**Document text:**
We initially compared our internal assay to a certified singleplex PCR kit using five clinical samples (S1-S5) from patients with similar symptoms, such as fever and joint pain. The results, depicted in Figures 2，4 and Table 1, showed complete agreement between the two methods, confirming their equal sensitivity and specificity in detecting CHIKV, DENV, and ZIKV. To assess the assay's robustness, we conducted an external validation with 10 blinded plasma samples from the 2025 EQA program. Our Triplex qPCR showed perfect concordance with the reference method across a range of viral concentrations. This dual-verification approach validates the assay's accuracy across multiple targets and its reliability in both laboratory-controlled and external quality-assessment settings. The successful validation of this Triplex qPCR system highlights its significant clinical value. By consolidating the detection of three common arboviruses into a single, rapid test, it streamlines the precise identification of the causative agent, crucial for prompt diagnosis and patient care. This capability is especially vital for distinguishing between infections with similar symptoms, particularly in outbreak scenarios. The method offers a streamlined, efficient, and robust solution for clinical laboratories, with the potential to significantly improve diagnostic throughput and facilitate appropriate public health responses. It is essential to consider pre-analytical variables when assessing the diagnostic accuracy of any blood-based qPCR approach. Factors such as gross lipemia, hemolysis, or the use of heparinized specimens can significantly impact results, potentially leading to false-negative results. Furthermore, RNA arboviruses exhibit rapid evolutionary changes in mosquito vectors, leading to nucleotide divergence over time. While the primers and probes utilized in this study were designed to target conserved genomic regions, it is important to note that rare or emergent mutations occurring outside the specified amplicons may go undetected, potentially affecting the overall completeness of the results¹⁴.

Future research should prioritize developing innovative methodologies to improve mutational surveillance, such as utilizing next-generation sequencing for samples with inconclusive qPCR outcomes to identify undetected viral genomes missed by standard assays, particularly in complex or unusual cases. Simultaneously, public health initiatives need to emphasize comprehensive vector-monitoring schemes and robust mosquito control measures, particularly in high-risk areas, to reduce Aedes mosquito populations and prevent local transmission^15,16. Additionally, enhanced health education programs targeting travelers and communities near borders are crucial for reinforcing personal protective practices and sustaining integrated strategies for reducing arboviral risks.

Despite its proven effectiveness, our triplex qPCR test has limitations that require attention. The primer and probe sequences are not disclosed due to commercial patent constraints. However, the specific genomic regions targeted (e.g., E1 for CHIKV, NS5 for DENV, and ZIKV) are provided to promote scientific transparency. Moreover, as with all molecular tests, pre-analytical factors (e.g., hemolysis, lipemia, heparin use) are critical; deviations can compromise RNA quality and lead to false negatives. Finally, this study did not establish the limit of detection via serial dilution of standardized controls for all targets-a key aspect of analytical validation that remains to be addressed in future work.

(Rows drawn from a dataset)

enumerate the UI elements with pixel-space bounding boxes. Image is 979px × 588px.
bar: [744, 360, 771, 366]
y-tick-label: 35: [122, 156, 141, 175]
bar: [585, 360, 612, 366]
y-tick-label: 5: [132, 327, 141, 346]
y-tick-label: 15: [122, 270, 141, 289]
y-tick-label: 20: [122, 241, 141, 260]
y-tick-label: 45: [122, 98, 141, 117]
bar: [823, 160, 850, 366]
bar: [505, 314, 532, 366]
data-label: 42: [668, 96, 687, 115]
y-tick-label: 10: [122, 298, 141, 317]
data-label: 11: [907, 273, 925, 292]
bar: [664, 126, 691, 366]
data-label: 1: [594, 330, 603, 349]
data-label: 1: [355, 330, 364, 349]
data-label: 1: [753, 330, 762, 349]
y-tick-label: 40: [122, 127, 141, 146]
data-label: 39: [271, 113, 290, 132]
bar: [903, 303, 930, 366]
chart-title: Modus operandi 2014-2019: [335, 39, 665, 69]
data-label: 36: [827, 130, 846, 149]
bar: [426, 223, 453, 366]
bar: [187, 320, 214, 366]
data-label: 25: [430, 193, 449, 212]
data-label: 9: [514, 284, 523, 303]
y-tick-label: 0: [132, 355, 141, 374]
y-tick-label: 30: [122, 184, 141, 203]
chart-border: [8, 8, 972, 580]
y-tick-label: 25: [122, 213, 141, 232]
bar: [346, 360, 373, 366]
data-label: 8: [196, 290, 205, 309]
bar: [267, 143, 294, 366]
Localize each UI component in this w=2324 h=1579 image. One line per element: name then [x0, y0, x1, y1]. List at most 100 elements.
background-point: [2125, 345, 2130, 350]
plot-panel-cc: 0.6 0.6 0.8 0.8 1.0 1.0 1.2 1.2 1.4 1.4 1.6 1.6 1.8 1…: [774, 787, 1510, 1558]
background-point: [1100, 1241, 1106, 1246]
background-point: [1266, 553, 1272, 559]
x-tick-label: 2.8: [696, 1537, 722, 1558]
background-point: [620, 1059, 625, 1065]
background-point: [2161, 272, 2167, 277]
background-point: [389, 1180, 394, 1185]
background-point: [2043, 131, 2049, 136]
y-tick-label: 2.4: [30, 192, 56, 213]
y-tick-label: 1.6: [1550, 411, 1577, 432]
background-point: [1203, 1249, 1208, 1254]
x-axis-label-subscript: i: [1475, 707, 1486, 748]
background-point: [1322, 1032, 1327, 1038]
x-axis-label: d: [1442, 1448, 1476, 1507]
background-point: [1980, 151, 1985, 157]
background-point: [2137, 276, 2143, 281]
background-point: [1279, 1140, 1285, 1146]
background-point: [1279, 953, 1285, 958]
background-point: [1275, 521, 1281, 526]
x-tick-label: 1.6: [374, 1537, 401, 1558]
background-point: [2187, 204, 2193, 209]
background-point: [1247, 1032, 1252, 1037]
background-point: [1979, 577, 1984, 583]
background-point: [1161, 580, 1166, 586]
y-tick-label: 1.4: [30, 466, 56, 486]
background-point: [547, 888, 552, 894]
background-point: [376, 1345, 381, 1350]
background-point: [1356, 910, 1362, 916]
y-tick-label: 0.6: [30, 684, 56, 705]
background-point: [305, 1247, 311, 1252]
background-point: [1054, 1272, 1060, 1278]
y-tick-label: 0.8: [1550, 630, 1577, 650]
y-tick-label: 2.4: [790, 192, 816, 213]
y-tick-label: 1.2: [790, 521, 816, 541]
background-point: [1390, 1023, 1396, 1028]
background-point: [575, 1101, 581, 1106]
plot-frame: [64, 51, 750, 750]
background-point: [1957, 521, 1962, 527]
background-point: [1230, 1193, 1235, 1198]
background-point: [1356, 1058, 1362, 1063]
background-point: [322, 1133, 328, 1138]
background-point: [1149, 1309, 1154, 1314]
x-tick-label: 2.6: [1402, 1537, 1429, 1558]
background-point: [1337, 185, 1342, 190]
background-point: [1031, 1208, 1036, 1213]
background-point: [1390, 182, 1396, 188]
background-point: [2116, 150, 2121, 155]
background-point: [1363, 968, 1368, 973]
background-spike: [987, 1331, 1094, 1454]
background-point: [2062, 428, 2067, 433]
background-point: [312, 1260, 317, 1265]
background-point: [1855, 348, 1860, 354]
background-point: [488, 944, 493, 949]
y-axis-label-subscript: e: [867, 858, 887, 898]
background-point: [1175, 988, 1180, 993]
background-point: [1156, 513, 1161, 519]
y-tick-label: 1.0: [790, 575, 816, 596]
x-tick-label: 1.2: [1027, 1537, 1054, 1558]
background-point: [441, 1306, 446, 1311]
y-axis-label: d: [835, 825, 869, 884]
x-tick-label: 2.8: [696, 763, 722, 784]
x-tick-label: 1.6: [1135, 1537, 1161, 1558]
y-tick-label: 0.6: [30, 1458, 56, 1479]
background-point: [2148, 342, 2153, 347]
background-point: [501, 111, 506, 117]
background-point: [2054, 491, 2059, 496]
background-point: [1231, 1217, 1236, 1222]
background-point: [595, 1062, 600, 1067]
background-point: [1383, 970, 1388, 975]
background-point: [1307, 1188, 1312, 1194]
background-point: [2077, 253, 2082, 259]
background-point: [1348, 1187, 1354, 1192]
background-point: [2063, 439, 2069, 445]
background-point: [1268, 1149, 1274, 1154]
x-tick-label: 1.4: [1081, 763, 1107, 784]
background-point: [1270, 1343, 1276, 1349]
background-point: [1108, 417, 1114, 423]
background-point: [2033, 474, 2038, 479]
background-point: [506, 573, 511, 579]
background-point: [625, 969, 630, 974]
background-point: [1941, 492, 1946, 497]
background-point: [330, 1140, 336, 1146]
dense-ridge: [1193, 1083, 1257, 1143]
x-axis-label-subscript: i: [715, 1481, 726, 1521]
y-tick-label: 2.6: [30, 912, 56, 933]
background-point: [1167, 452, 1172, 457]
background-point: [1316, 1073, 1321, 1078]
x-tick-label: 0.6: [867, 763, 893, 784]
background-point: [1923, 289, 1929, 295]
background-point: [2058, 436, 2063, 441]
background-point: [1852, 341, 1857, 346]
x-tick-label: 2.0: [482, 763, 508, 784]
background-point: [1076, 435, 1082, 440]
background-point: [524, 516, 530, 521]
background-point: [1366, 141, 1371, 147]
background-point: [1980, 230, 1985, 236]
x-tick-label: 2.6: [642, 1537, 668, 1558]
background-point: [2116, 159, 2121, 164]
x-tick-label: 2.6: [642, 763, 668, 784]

**Assignment:**
Answer these from the text on the triplex qPCR assay.
(a) How many blinded plasma samples were used for the external validation, and which program were they from?
(b) Which genomic region is targeted for CHIKV?
(c) What method is suggested for samples with inconclusive qPCR outcomes?

**Reply to the task:**
(a) 10 blinded plasma samples, from the 2025 EQA program.
(b) E1.
(c) Next-generation sequencing.